(Stated task):
Check each line for the string "credit", then give only how many lines have it.

---------- Records shown ----------

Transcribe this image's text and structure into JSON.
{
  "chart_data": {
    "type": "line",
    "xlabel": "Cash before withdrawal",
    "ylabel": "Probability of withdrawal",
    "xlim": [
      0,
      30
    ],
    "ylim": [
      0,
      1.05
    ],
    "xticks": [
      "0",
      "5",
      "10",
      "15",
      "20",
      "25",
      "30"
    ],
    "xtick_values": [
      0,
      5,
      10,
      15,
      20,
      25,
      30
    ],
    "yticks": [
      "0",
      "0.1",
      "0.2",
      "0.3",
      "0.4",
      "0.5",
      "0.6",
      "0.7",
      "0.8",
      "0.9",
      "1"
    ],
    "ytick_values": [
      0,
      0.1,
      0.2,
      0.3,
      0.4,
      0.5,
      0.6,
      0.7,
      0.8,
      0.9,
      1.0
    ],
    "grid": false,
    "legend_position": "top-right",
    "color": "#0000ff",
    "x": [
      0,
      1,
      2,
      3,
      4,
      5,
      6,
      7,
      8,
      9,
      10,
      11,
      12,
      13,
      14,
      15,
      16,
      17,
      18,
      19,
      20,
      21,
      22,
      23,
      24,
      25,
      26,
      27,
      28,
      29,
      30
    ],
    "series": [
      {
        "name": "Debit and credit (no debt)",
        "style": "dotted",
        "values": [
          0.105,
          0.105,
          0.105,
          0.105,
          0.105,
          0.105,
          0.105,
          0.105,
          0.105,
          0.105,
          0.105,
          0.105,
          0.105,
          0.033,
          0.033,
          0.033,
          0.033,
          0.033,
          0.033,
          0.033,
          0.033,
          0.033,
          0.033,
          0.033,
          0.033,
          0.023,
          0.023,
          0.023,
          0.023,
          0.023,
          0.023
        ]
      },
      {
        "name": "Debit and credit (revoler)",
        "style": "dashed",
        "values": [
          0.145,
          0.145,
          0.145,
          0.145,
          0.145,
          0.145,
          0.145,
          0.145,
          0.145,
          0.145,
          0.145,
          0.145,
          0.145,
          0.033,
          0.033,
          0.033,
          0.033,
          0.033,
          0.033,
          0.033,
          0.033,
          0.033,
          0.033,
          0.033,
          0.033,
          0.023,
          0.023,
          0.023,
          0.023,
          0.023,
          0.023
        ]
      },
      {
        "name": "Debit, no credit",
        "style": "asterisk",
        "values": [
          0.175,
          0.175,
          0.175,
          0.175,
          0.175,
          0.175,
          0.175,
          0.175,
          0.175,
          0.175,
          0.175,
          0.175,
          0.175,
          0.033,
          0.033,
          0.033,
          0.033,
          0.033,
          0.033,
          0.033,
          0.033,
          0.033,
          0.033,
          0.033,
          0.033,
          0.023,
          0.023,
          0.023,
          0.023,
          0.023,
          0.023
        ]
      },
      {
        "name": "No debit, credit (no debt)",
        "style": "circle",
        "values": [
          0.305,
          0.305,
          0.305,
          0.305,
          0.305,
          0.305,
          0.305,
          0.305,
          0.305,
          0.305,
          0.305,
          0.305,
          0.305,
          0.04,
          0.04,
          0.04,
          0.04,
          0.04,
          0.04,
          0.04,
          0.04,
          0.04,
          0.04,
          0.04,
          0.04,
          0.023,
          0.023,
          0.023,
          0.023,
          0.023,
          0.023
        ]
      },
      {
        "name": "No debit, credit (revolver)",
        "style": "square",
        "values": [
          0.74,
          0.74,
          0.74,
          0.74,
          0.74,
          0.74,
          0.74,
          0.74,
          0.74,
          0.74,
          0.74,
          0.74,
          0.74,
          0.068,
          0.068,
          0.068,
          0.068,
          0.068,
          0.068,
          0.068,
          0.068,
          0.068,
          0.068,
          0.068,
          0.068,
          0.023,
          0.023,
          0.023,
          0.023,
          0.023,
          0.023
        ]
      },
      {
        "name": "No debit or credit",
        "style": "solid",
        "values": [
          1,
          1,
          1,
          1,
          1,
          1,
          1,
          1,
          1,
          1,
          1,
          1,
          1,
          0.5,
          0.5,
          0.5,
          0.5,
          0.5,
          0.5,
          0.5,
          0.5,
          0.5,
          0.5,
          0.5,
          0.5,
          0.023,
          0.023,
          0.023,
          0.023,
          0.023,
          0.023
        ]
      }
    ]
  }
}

----------

(Answer to this exercise):
6